> [EXERCISE INSTRUCTIONS]: Report every line below that holds the word "sites".

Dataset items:

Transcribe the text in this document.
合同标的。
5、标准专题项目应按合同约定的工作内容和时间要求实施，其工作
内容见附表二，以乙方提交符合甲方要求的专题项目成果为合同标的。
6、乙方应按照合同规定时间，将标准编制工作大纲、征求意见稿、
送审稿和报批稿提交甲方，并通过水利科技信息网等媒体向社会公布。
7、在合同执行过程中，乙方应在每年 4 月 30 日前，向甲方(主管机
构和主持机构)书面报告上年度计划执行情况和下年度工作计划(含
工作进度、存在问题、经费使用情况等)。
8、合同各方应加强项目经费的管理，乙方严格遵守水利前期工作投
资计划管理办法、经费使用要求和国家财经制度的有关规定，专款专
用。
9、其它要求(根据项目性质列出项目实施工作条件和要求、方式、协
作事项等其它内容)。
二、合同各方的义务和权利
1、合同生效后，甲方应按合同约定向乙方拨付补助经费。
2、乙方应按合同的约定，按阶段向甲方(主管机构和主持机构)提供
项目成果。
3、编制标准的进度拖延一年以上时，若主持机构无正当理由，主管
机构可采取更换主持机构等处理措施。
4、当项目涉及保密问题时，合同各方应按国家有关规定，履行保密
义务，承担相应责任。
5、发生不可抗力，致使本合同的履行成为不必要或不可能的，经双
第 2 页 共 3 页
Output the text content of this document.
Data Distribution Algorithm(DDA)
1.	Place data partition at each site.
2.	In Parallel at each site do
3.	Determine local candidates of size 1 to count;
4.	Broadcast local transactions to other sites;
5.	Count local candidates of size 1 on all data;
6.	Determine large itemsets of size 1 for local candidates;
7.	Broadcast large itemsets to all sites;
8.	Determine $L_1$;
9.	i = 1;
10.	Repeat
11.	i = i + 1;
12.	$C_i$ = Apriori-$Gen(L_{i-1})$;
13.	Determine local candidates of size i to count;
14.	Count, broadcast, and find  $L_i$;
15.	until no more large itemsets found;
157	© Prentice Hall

> [EXERCISE RESULT]:
4.	Broadcast local transactions to other sites;
7.	Broadcast large itemsets to all sites;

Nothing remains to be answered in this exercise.